(Entries from a dataset)
- - - -

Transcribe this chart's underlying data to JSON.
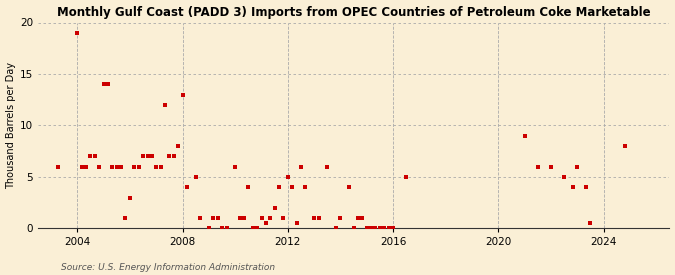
{
  "title": "Monthly Gulf Coast (PADD 3) Imports from OPEC Countries of Petroleum Coke Marketable",
  "ylabel": "Thousand Barrels per Day",
  "source": "Source: U.S. Energy Information Administration",
  "background_color": "#faefd6",
  "marker_color": "#cc0000",
  "marker_size": 12,
  "ylim": [
    0,
    20
  ],
  "yticks": [
    0,
    5,
    10,
    15,
    20
  ],
  "xlim": [
    2002.5,
    2026.5
  ],
  "xticks": [
    2004,
    2008,
    2012,
    2016,
    2020,
    2024
  ],
  "data_x": [
    2003.25,
    2004.0,
    2004.17,
    2004.33,
    2004.5,
    2004.67,
    2004.83,
    2005.0,
    2005.17,
    2005.33,
    2005.5,
    2005.67,
    2005.83,
    2006.0,
    2006.17,
    2006.33,
    2006.5,
    2006.67,
    2006.83,
    2007.0,
    2007.17,
    2007.33,
    2007.5,
    2007.67,
    2007.83,
    2008.0,
    2008.17,
    2008.5,
    2008.67,
    2009.0,
    2009.17,
    2009.33,
    2009.5,
    2009.67,
    2010.0,
    2010.17,
    2010.33,
    2010.5,
    2010.67,
    2010.83,
    2011.0,
    2011.17,
    2011.33,
    2011.5,
    2011.67,
    2011.83,
    2012.0,
    2012.17,
    2012.33,
    2012.5,
    2012.67,
    2013.0,
    2013.17,
    2013.5,
    2013.83,
    2014.0,
    2014.33,
    2014.5,
    2014.67,
    2014.83,
    2015.0,
    2015.17,
    2015.33,
    2015.5,
    2015.67,
    2015.83,
    2016.0,
    2016.5,
    2021.0,
    2021.5,
    2022.0,
    2022.5,
    2022.83,
    2023.0,
    2023.33,
    2023.5,
    2024.83
  ],
  "data_y": [
    6.0,
    19.0,
    6.0,
    6.0,
    7.0,
    7.0,
    6.0,
    14.0,
    14.0,
    6.0,
    6.0,
    6.0,
    1.0,
    3.0,
    6.0,
    6.0,
    7.0,
    7.0,
    7.0,
    6.0,
    6.0,
    12.0,
    7.0,
    7.0,
    8.0,
    13.0,
    4.0,
    5.0,
    1.0,
    0.0,
    1.0,
    1.0,
    0.0,
    0.0,
    6.0,
    1.0,
    1.0,
    4.0,
    0.0,
    0.0,
    1.0,
    0.5,
    1.0,
    2.0,
    4.0,
    1.0,
    5.0,
    4.0,
    0.5,
    6.0,
    4.0,
    1.0,
    1.0,
    6.0,
    0.0,
    1.0,
    4.0,
    0.0,
    1.0,
    1.0,
    0.0,
    0.0,
    0.0,
    0.0,
    0.0,
    0.0,
    0.0,
    5.0,
    9.0,
    6.0,
    6.0,
    5.0,
    4.0,
    6.0,
    4.0,
    0.5,
    8.0
  ]
}
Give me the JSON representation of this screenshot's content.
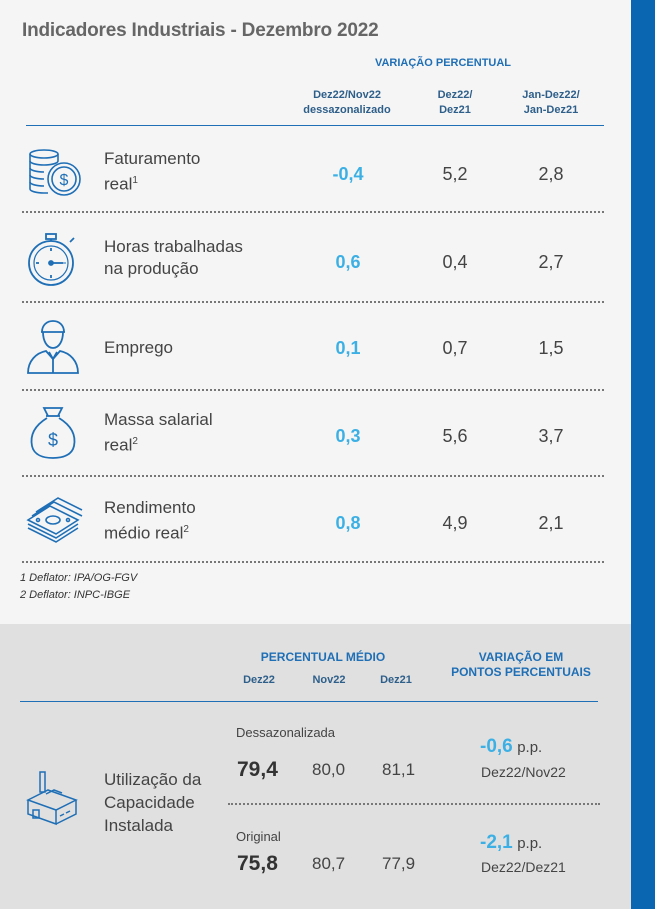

- - - -

▶ GOAL
What comes back should match the records exactly, minus any pictures.

▶ ANSWER TO THE PROBLEM
Transcribe this chart's underlying data to JSON.
{
  "title": "Monthly Gulf Coast (PADD 3) Imports from OPEC Countries of Petroleum Coke Marketable",
  "ylabel": "Thousand Barrels per Day",
  "source": "Source: U.S. Energy Information Administration",
  "background_color": "#faefd6",
  "marker_color": "#cc0000",
  "marker_size": 12,
  "ylim": [
    0,
    20
  ],
  "yticks": [
    0,
    5,
    10,
    15,
    20
  ],
  "xlim": [
    2002.5,
    2026.5
  ],
  "xticks": [
    2004,
    2008,
    2012,
    2016,
    2020,
    2024
  ],
  "data_x": [
    2003.25,
    2004.0,
    2004.17,
    2004.33,
    2004.5,
    2004.67,
    2004.83,
    2005.0,
    2005.17,
    2005.33,
    2005.5,
    2005.67,
    2005.83,
    2006.0,
    2006.17,
    2006.33,
    2006.5,
    2006.67,
    2006.83,
    2007.0,
    2007.17,
    2007.33,
    2007.5,
    2007.67,
    2007.83,
    2008.0,
    2008.17,
    2008.5,
    2008.67,
    2009.0,
    2009.17,
    2009.33,
    2009.5,
    2009.67,
    2010.0,
    2010.17,
    2010.33,
    2010.5,
    2010.67,
    2010.83,
    2011.0,
    2011.17,
    2011.33,
    2011.5,
    2011.67,
    2011.83,
    2012.0,
    2012.17,
    2012.33,
    2012.5,
    2012.67,
    2013.0,
    2013.17,
    2013.5,
    2013.83,
    2014.0,
    2014.33,
    2014.5,
    2014.67,
    2014.83,
    2015.0,
    2015.17,
    2015.33,
    2015.5,
    2015.67,
    2015.83,
    2016.0,
    2016.5,
    2021.0,
    2021.5,
    2022.0,
    2022.5,
    2022.83,
    2023.0,
    2023.33,
    2023.5,
    2024.83
  ],
  "data_y": [
    6.0,
    19.0,
    6.0,
    6.0,
    7.0,
    7.0,
    6.0,
    14.0,
    14.0,
    6.0,
    6.0,
    6.0,
    1.0,
    3.0,
    6.0,
    6.0,
    7.0,
    7.0,
    7.0,
    6.0,
    6.0,
    12.0,
    7.0,
    7.0,
    8.0,
    13.0,
    4.0,
    5.0,
    1.0,
    0.0,
    1.0,
    1.0,
    0.0,
    0.0,
    6.0,
    1.0,
    1.0,
    4.0,
    0.0,
    0.0,
    1.0,
    0.5,
    1.0,
    2.0,
    4.0,
    1.0,
    5.0,
    4.0,
    0.5,
    6.0,
    4.0,
    1.0,
    1.0,
    6.0,
    0.0,
    1.0,
    4.0,
    0.0,
    1.0,
    1.0,
    0.0,
    0.0,
    0.0,
    0.0,
    0.0,
    0.0,
    0.0,
    5.0,
    9.0,
    6.0,
    6.0,
    5.0,
    4.0,
    6.0,
    4.0,
    0.5,
    8.0
  ]
}
Give me the JSON representation of this screenshot's content.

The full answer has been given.